(Exercise brief)
Extract the complete listing and repeat it word for word.

(Data in this exercise)
################

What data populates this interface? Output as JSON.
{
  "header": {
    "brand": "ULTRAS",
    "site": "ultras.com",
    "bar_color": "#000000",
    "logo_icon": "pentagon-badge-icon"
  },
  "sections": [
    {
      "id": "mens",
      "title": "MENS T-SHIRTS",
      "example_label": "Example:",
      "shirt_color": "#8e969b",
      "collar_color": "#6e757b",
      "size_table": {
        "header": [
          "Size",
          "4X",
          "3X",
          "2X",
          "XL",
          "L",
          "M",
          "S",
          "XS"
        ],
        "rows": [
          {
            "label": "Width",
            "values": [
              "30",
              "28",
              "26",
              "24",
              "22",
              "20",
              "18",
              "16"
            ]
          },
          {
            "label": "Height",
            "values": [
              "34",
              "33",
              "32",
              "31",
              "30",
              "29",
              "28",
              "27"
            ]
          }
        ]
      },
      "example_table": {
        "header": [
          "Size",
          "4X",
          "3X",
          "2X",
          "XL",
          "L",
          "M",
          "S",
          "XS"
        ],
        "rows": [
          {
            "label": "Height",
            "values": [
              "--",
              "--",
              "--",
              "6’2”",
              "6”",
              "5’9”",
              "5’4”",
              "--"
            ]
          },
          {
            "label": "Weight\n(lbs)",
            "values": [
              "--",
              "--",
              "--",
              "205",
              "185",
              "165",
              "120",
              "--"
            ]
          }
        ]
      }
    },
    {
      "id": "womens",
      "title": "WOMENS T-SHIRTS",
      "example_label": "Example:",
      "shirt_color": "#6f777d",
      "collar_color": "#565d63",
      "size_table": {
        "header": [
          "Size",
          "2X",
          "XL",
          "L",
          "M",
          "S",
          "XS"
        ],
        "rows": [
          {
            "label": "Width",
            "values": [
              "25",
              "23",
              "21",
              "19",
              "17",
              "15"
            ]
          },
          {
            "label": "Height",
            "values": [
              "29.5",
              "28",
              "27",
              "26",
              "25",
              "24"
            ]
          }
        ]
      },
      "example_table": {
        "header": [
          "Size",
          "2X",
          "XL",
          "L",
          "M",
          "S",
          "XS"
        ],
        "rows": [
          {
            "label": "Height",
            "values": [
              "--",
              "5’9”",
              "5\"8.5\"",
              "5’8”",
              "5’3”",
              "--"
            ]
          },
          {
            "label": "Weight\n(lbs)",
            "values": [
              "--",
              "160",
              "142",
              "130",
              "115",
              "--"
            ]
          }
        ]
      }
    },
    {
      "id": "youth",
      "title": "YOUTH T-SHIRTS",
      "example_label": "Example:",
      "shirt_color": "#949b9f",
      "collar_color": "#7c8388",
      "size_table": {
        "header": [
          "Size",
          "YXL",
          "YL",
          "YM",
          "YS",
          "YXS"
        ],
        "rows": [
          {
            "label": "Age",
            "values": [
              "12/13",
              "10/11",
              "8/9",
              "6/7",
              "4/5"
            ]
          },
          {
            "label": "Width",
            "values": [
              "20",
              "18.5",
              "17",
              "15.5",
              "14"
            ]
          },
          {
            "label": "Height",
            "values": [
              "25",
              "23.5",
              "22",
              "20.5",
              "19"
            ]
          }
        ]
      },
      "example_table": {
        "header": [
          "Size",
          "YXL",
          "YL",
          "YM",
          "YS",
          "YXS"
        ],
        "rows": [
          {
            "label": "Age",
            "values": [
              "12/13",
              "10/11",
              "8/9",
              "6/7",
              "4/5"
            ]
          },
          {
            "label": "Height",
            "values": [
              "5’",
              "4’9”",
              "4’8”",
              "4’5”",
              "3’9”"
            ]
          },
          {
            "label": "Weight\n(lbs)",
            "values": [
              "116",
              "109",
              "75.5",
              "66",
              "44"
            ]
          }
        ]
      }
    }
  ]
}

################

(Response below)
What data populates this interface? Output as JSON.
{
  "header": {
    "brand": "ULTRAS",
    "site": "ultras.com",
    "bar_color": "#000000",
    "logo_icon": "pentagon-badge-icon"
  },
  "sections": [
    {
      "id": "mens",
      "title": "MENS T-SHIRTS",
      "example_label": "Example:",
      "shirt_color": "#8e969b",
      "collar_color": "#6e757b",
      "size_table": {
        "header": [
          "Size",
          "4X",
          "3X",
          "2X",
          "XL",
          "L",
          "M",
          "S",
          "XS"
        ],
        "rows": [
          {
            "label": "Width",
            "values": [
              "30",
              "28",
              "26",
              "24",
              "22",
              "20",
              "18",
              "16"
            ]
          },
          {
            "label": "Height",
            "values": [
              "34",
              "33",
              "32",
              "31",
              "30",
              "29",
              "28",
              "27"
            ]
          }
        ]
      },
      "example_table": {
        "header": [
          "Size",
          "4X",
          "3X",
          "2X",
          "XL",
          "L",
          "M",
          "S",
          "XS"
        ],
        "rows": [
          {
            "label": "Height",
            "values": [
              "--",
              "--",
              "--",
              "6’2”",
              "6”",
              "5’9”",
              "5’4”",
              "--"
            ]
          },
          {
            "label": "Weight\n(lbs)",
            "values": [
              "--",
              "--",
              "--",
              "205",
              "185",
              "165",
              "120",
              "--"
            ]
          }
        ]
      }
    },
    {
      "id": "womens",
      "title": "WOMENS T-SHIRTS",
      "example_label": "Example:",
      "shirt_color": "#6f777d",
      "collar_color": "#565d63",
      "size_table": {
        "header": [
          "Size",
          "2X",
          "XL",
          "L",
          "M",
          "S",
          "XS"
        ],
        "rows": [
          {
            "label": "Width",
            "values": [
              "25",
              "23",
              "21",
              "19",
              "17",
              "15"
            ]
          },
          {
            "label": "Height",
            "values": [
              "29.5",
              "28",
              "27",
              "26",
              "25",
              "24"
            ]
          }
        ]
      },
      "example_table": {
        "header": [
          "Size",
          "2X",
          "XL",
          "L",
          "M",
          "S",
          "XS"
        ],
        "rows": [
          {
            "label": "Height",
            "values": [
              "--",
              "5’9”",
              "5\"8.5\"",
              "5’8”",
              "5’3”",
              "--"
            ]
          },
          {
            "label": "Weight\n(lbs)",
            "values": [
              "--",
              "160",
              "142",
              "130",
              "115",
              "--"
            ]
          }
        ]
      }
    },
    {
      "id": "youth",
      "title": "YOUTH T-SHIRTS",
      "example_label": "Example:",
      "shirt_color": "#949b9f",
      "collar_color": "#7c8388",
      "size_table": {
        "header": [
          "Size",
          "YXL",
          "YL",
          "YM",
          "YS",
          "YXS"
        ],
        "rows": [
          {
            "label": "Age",
            "values": [
              "12/13",
              "10/11",
              "8/9",
              "6/7",
              "4/5"
            ]
          },
          {
            "label": "Width",
            "values": [
              "20",
              "18.5",
              "17",
              "15.5",
              "14"
            ]
          },
          {
            "label": "Height",
            "values": [
              "25",
              "23.5",
              "22",
              "20.5",
              "19"
            ]
          }
        ]
      },
      "example_table": {
        "header": [
          "Size",
          "YXL",
          "YL",
          "YM",
          "YS",
          "YXS"
        ],
        "rows": [
          {
            "label": "Age",
            "values": [
              "12/13",
              "10/11",
              "8/9",
              "6/7",
              "4/5"
            ]
          },
          {
            "label": "Height",
            "values": [
              "5’",
              "4’9”",
              "4’8”",
              "4’5”",
              "3’9”"
            ]
          },
          {
            "label": "Weight\n(lbs)",
            "values": [
              "116",
              "109",
              "75.5",
              "66",
              "44"
            ]
          }
        ]
      }
    }
  ]
}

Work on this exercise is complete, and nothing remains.